### [Directions]
Could you write out the records below exactly as they appear, leaving out any pictures?

——

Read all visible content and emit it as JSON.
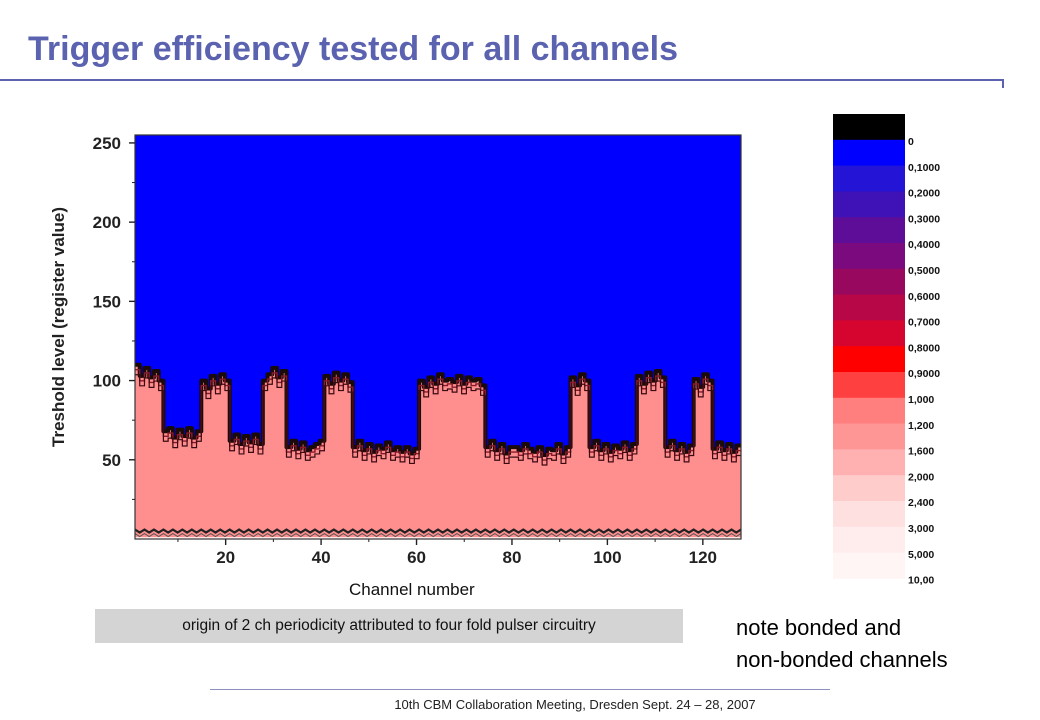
{
  "slide": {
    "title": "Trigger efficiency tested for all channels",
    "note_box": "origin of 2 ch periodicity attributed to four fold pulser circuitry",
    "side_note_line1": "note bonded and",
    "side_note_line2": "non-bonded channels",
    "footer": "10th CBM Collaboration Meeting, Dresden Sept. 24 – 28, 2007"
  },
  "chart_data": {
    "type": "heatmap",
    "xlabel": "Channel number",
    "ylabel": "Treshold level (register value)",
    "xlim": [
      1,
      128
    ],
    "ylim": [
      0,
      255
    ],
    "xticks": [
      20,
      40,
      60,
      80,
      100,
      120
    ],
    "yticks": [
      50,
      100,
      150,
      200,
      250
    ],
    "noise_floor_threshold": 5,
    "channels_start": 1,
    "threshold_edge_by_channel": [
      110,
      103,
      108,
      102,
      106,
      100,
      68,
      70,
      64,
      69,
      65,
      70,
      64,
      68,
      100,
      95,
      103,
      98,
      104,
      100,
      62,
      66,
      60,
      65,
      61,
      66,
      60,
      100,
      104,
      108,
      102,
      106,
      58,
      62,
      57,
      61,
      56,
      58,
      60,
      62,
      103,
      98,
      105,
      100,
      104,
      99,
      58,
      62,
      56,
      60,
      55,
      59,
      57,
      61,
      56,
      58,
      55,
      58,
      54,
      57,
      100,
      96,
      102,
      98,
      104,
      100,
      101,
      99,
      103,
      98,
      102,
      100,
      101,
      97,
      58,
      62,
      56,
      60,
      54,
      58,
      58,
      56,
      60,
      57,
      55,
      58,
      53,
      57,
      56,
      60,
      54,
      58,
      102,
      97,
      104,
      100,
      58,
      62,
      56,
      60,
      55,
      59,
      57,
      61,
      56,
      60,
      103,
      98,
      105,
      100,
      106,
      102,
      58,
      62,
      56,
      60,
      55,
      59,
      101,
      96,
      104,
      100,
      57,
      61,
      56,
      60,
      55,
      59
    ],
    "colorbar": {
      "labels": [
        "0",
        "0,1000",
        "0,2000",
        "0,3000",
        "0,4000",
        "0,5000",
        "0,6000",
        "0,7000",
        "0,8000",
        "0,9000",
        "1,000",
        "1,200",
        "1,600",
        "2,000",
        "2,400",
        "3,000",
        "5,000",
        "10,00"
      ],
      "colors": [
        "#000000",
        "#0000ff",
        "#2414d6",
        "#3f12b8",
        "#5e0d98",
        "#7a0a7e",
        "#98085f",
        "#b80747",
        "#d60530",
        "#ff0000",
        "#ff4040",
        "#ff7f7f",
        "#ff9696",
        "#ffb0b0",
        "#ffcccc",
        "#ffe0e0",
        "#ffeded",
        "#fff5f5"
      ]
    },
    "region_colors": {
      "above_threshold": "#0000ff",
      "below_threshold": "#ff8f8f",
      "boundary": "#1a0a0a"
    }
  }
}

——

### [Expected answer]
Read all visible content and emit it as JSON.
{
  "slide": {
    "title": "Trigger efficiency tested for all channels",
    "note_box": "origin of 2 ch periodicity attributed to four fold pulser circuitry",
    "side_note_line1": "note bonded and",
    "side_note_line2": "non-bonded channels",
    "footer": "10th CBM Collaboration Meeting, Dresden Sept. 24 – 28, 2007"
  },
  "chart_data": {
    "type": "heatmap",
    "xlabel": "Channel number",
    "ylabel": "Treshold level (register value)",
    "xlim": [
      1,
      128
    ],
    "ylim": [
      0,
      255
    ],
    "xticks": [
      20,
      40,
      60,
      80,
      100,
      120
    ],
    "yticks": [
      50,
      100,
      150,
      200,
      250
    ],
    "noise_floor_threshold": 5,
    "channels_start": 1,
    "threshold_edge_by_channel": [
      110,
      103,
      108,
      102,
      106,
      100,
      68,
      70,
      64,
      69,
      65,
      70,
      64,
      68,
      100,
      95,
      103,
      98,
      104,
      100,
      62,
      66,
      60,
      65,
      61,
      66,
      60,
      100,
      104,
      108,
      102,
      106,
      58,
      62,
      57,
      61,
      56,
      58,
      60,
      62,
      103,
      98,
      105,
      100,
      104,
      99,
      58,
      62,
      56,
      60,
      55,
      59,
      57,
      61,
      56,
      58,
      55,
      58,
      54,
      57,
      100,
      96,
      102,
      98,
      104,
      100,
      101,
      99,
      103,
      98,
      102,
      100,
      101,
      97,
      58,
      62,
      56,
      60,
      54,
      58,
      58,
      56,
      60,
      57,
      55,
      58,
      53,
      57,
      56,
      60,
      54,
      58,
      102,
      97,
      104,
      100,
      58,
      62,
      56,
      60,
      55,
      59,
      57,
      61,
      56,
      60,
      103,
      98,
      105,
      100,
      106,
      102,
      58,
      62,
      56,
      60,
      55,
      59,
      101,
      96,
      104,
      100,
      57,
      61,
      56,
      60,
      55,
      59
    ],
    "colorbar": {
      "labels": [
        "0",
        "0,1000",
        "0,2000",
        "0,3000",
        "0,4000",
        "0,5000",
        "0,6000",
        "0,7000",
        "0,8000",
        "0,9000",
        "1,000",
        "1,200",
        "1,600",
        "2,000",
        "2,400",
        "3,000",
        "5,000",
        "10,00"
      ],
      "colors": [
        "#000000",
        "#0000ff",
        "#2414d6",
        "#3f12b8",
        "#5e0d98",
        "#7a0a7e",
        "#98085f",
        "#b80747",
        "#d60530",
        "#ff0000",
        "#ff4040",
        "#ff7f7f",
        "#ff9696",
        "#ffb0b0",
        "#ffcccc",
        "#ffe0e0",
        "#ffeded",
        "#fff5f5"
      ]
    },
    "region_colors": {
      "above_threshold": "#0000ff",
      "below_threshold": "#ff8f8f",
      "boundary": "#1a0a0a"
    }
  }
}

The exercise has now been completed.